= Exercise =
Write every line of the material out exactly as shown.

= Entries =
══════════════════════════════

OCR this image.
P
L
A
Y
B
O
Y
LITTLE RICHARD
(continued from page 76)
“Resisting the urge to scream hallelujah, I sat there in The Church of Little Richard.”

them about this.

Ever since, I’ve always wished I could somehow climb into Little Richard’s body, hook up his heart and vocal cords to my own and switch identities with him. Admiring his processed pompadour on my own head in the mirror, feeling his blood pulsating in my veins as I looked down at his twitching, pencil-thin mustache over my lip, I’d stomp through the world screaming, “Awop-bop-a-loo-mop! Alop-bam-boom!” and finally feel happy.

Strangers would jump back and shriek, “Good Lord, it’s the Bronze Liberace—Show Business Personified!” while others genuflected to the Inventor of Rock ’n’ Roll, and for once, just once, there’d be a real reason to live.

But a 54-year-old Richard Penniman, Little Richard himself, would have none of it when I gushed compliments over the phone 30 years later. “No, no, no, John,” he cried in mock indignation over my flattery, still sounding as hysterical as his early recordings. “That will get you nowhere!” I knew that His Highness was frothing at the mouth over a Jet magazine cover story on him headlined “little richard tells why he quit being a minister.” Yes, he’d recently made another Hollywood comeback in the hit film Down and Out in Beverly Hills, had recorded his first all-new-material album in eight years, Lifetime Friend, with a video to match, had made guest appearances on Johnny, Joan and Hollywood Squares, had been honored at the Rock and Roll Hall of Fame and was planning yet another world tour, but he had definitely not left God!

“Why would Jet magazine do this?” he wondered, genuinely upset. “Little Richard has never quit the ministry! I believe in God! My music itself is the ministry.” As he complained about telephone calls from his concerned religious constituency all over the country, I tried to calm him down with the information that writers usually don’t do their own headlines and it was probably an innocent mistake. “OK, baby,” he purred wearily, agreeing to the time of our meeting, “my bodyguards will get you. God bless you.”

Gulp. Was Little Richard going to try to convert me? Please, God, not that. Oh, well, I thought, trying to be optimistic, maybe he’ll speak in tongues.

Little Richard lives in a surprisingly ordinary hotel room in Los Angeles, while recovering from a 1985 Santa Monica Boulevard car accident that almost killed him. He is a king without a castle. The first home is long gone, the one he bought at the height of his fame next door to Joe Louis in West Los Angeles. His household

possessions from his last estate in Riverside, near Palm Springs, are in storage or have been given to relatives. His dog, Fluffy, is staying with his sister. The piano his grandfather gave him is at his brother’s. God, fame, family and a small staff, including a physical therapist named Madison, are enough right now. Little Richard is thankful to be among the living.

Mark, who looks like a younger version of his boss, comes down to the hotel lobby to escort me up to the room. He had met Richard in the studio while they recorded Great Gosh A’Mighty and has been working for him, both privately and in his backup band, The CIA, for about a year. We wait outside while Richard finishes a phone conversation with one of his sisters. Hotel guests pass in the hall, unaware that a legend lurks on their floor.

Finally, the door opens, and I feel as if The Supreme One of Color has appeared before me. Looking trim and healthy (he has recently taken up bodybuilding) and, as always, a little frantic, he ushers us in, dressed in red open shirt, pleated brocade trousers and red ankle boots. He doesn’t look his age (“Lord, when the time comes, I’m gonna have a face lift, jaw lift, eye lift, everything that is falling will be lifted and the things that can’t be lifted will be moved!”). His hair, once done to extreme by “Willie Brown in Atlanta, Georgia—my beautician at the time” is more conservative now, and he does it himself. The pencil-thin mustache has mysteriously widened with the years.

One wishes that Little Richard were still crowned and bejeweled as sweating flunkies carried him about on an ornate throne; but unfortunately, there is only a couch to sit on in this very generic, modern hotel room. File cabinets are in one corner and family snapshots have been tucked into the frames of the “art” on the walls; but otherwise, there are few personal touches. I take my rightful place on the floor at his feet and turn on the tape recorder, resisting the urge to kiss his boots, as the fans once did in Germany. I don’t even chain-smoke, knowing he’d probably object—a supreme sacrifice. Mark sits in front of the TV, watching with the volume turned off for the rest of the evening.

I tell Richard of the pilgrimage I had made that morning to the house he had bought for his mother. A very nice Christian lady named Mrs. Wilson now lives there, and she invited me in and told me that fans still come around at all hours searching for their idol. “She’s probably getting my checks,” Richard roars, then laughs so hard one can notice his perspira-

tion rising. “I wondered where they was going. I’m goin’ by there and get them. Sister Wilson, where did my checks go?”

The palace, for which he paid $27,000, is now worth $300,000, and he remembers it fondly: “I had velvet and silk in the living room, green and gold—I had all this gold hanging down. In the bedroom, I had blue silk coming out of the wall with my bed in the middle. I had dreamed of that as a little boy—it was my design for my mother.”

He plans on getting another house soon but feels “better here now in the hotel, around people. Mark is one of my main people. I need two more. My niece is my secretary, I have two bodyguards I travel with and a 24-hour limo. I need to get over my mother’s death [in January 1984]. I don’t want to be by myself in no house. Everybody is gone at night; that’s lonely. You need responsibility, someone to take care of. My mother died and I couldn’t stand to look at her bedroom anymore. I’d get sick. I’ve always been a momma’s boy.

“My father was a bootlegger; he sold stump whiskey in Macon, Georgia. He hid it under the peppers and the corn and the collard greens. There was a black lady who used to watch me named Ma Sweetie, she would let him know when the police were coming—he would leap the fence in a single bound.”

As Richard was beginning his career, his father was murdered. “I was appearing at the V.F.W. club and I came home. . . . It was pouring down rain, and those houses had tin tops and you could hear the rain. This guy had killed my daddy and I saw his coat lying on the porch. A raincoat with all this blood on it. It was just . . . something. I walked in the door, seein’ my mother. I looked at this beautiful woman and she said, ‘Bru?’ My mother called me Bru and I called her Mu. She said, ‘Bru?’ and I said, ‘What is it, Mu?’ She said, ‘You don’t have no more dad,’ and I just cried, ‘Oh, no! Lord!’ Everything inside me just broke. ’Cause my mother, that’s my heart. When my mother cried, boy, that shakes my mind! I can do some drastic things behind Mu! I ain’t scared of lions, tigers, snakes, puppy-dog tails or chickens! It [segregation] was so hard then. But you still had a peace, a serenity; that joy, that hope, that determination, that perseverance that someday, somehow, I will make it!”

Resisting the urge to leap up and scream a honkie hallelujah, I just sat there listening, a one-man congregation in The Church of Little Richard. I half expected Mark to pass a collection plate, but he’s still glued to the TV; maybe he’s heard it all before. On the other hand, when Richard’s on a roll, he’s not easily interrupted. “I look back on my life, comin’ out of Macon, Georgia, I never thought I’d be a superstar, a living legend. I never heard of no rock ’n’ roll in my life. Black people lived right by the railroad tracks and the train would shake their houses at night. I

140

══════════════════════════════

= The response =
OCR this image.
P
L
A
Y
B
O
Y
LITTLE RICHARD
(continued from page 76)
“Resisting the urge to scream hallelujah, I sat there in The Church of Little Richard.”

them about this.

Ever since, I’ve always wished I could somehow climb into Little Richard’s body, hook up his heart and vocal cords to my own and switch identities with him. Admiring his processed pompadour on my own head in the mirror, feeling his blood pulsating in my veins as I looked down at his twitching, pencil-thin mustache over my lip, I’d stomp through the world screaming, “Awop-bop-a-loo-mop! Alop-bam-boom!” and finally feel happy.

Strangers would jump back and shriek, “Good Lord, it’s the Bronze Liberace—Show Business Personified!” while others genuflected to the Inventor of Rock ’n’ Roll, and for once, just once, there’d be a real reason to live.

But a 54-year-old Richard Penniman, Little Richard himself, would have none of it when I gushed compliments over the phone 30 years later. “No, no, no, John,” he cried in mock indignation over my flattery, still sounding as hysterical as his early recordings. “That will get you nowhere!” I knew that His Highness was frothing at the mouth over a Jet magazine cover story on him headlined “little richard tells why he quit being a minister.” Yes, he’d recently made another Hollywood comeback in the hit film Down and Out in Beverly Hills, had recorded his first all-new-material album in eight years, Lifetime Friend, with a video to match, had made guest appearances on Johnny, Joan and Hollywood Squares, had been honored at the Rock and Roll Hall of Fame and was planning yet another world tour, but he had definitely not left God!

“Why would Jet magazine do this?” he wondered, genuinely upset. “Little Richard has never quit the ministry! I believe in God! My music itself is the ministry.” As he complained about telephone calls from his concerned religious constituency all over the country, I tried to calm him down with the information that writers usually don’t do their own headlines and it was probably an innocent mistake. “OK, baby,” he purred wearily, agreeing to the time of our meeting, “my bodyguards will get you. God bless you.”

Gulp. Was Little Richard going to try to convert me? Please, God, not that. Oh, well, I thought, trying to be optimistic, maybe he’ll speak in tongues.

Little Richard lives in a surprisingly ordinary hotel room in Los Angeles, while recovering from a 1985 Santa Monica Boulevard car accident that almost killed him. He is a king without a castle. The first home is long gone, the one he bought at the height of his fame next door to Joe Louis in West Los Angeles. His household

possessions from his last estate in Riverside, near Palm Springs, are in storage or have been given to relatives. His dog, Fluffy, is staying with his sister. The piano his grandfather gave him is at his brother’s. God, fame, family and a small staff, including a physical therapist named Madison, are enough right now. Little Richard is thankful to be among the living.

Mark, who looks like a younger version of his boss, comes down to the hotel lobby to escort me up to the room. He had met Richard in the studio while they recorded Great Gosh A’Mighty and has been working for him, both privately and in his backup band, The CIA, for about a year. We wait outside while Richard finishes a phone conversation with one of his sisters. Hotel guests pass in the hall, unaware that a legend lurks on their floor.

Finally, the door opens, and I feel as if The Supreme One of Color has appeared before me. Looking trim and healthy (he has recently taken up bodybuilding) and, as always, a little frantic, he ushers us in, dressed in red open shirt, pleated brocade trousers and red ankle boots. He doesn’t look his age (“Lord, when the time comes, I’m gonna have a face lift, jaw lift, eye lift, everything that is falling will be lifted and the things that can’t be lifted will be moved!”). His hair, once done to extreme by “Willie Brown in Atlanta, Georgia—my beautician at the time” is more conservative now, and he does it himself. The pencil-thin mustache has mysteriously widened with the years.

One wishes that Little Richard were still crowned and bejeweled as sweating flunkies carried him about on an ornate throne; but unfortunately, there is only a couch to sit on in this very generic, modern hotel room. File cabinets are in one corner and family snapshots have been tucked into the frames of the “art” on the walls; but otherwise, there are few personal touches. I take my rightful place on the floor at his feet and turn on the tape recorder, resisting the urge to kiss his boots, as the fans once did in Germany. I don’t even chain-smoke, knowing he’d probably object—a supreme sacrifice. Mark sits in front of the TV, watching with the volume turned off for the rest of the evening.

I tell Richard of the pilgrimage I had made that morning to the house he had bought for his mother. A very nice Christian lady named Mrs. Wilson now lives there, and she invited me in and told me that fans still come around at all hours searching for their idol. “She’s probably getting my checks,” Richard roars, then laughs so hard one can notice his perspira-

tion rising. “I wondered where they was going. I’m goin’ by there and get them. Sister Wilson, where did my checks go?”

The palace, for which he paid $27,000, is now worth $300,000, and he remembers it fondly: “I had velvet and silk in the living room, green and gold—I had all this gold hanging down. In the bedroom, I had blue silk coming out of the wall with my bed in the middle. I had dreamed of that as a little boy—it was my design for my mother.”

He plans on getting another house soon but feels “better here now in the hotel, around people. Mark is one of my main people. I need two more. My niece is my secretary, I have two bodyguards I travel with and a 24-hour limo. I need to get over my mother’s death [in January 1984]. I don’t want to be by myself in no house. Everybody is gone at night; that’s lonely. You need responsibility, someone to take care of. My mother died and I couldn’t stand to look at her bedroom anymore. I’d get sick. I’ve always been a momma’s boy.

“My father was a bootlegger; he sold stump whiskey in Macon, Georgia. He hid it under the peppers and the corn and the collard greens. There was a black lady who used to watch me named Ma Sweetie, she would let him know when the police were coming—he would leap the fence in a single bound.”

As Richard was beginning his career, his father was murdered. “I was appearing at the V.F.W. club and I came home. . . . It was pouring down rain, and those houses had tin tops and you could hear the rain. This guy had killed my daddy and I saw his coat lying on the porch. A raincoat with all this blood on it. It was just . . . something. I walked in the door, seein’ my mother. I looked at this beautiful woman and she said, ‘Bru?’ My mother called me Bru and I called her Mu. She said, ‘Bru?’ and I said, ‘What is it, Mu?’ She said, ‘You don’t have no more dad,’ and I just cried, ‘Oh, no! Lord!’ Everything inside me just broke. ’Cause my mother, that’s my heart. When my mother cried, boy, that shakes my mind! I can do some drastic things behind Mu! I ain’t scared of lions, tigers, snakes, puppy-dog tails or chickens! It [segregation] was so hard then. But you still had a peace, a serenity; that joy, that hope, that determination, that perseverance that someday, somehow, I will make it!”

Resisting the urge to leap up and scream a honkie hallelujah, I just sat there listening, a one-man congregation in The Church of Little Richard. I half expected Mark to pass a collection plate, but he’s still glued to the TV; maybe he’s heard it all before. On the other hand, when Richard’s on a roll, he’s not easily interrupted. “I look back on my life, comin’ out of Macon, Georgia, I never thought I’d be a superstar, a living legend. I never heard of no rock ’n’ roll in my life. Black people lived right by the railroad tracks and the train would shake their houses at night. I

140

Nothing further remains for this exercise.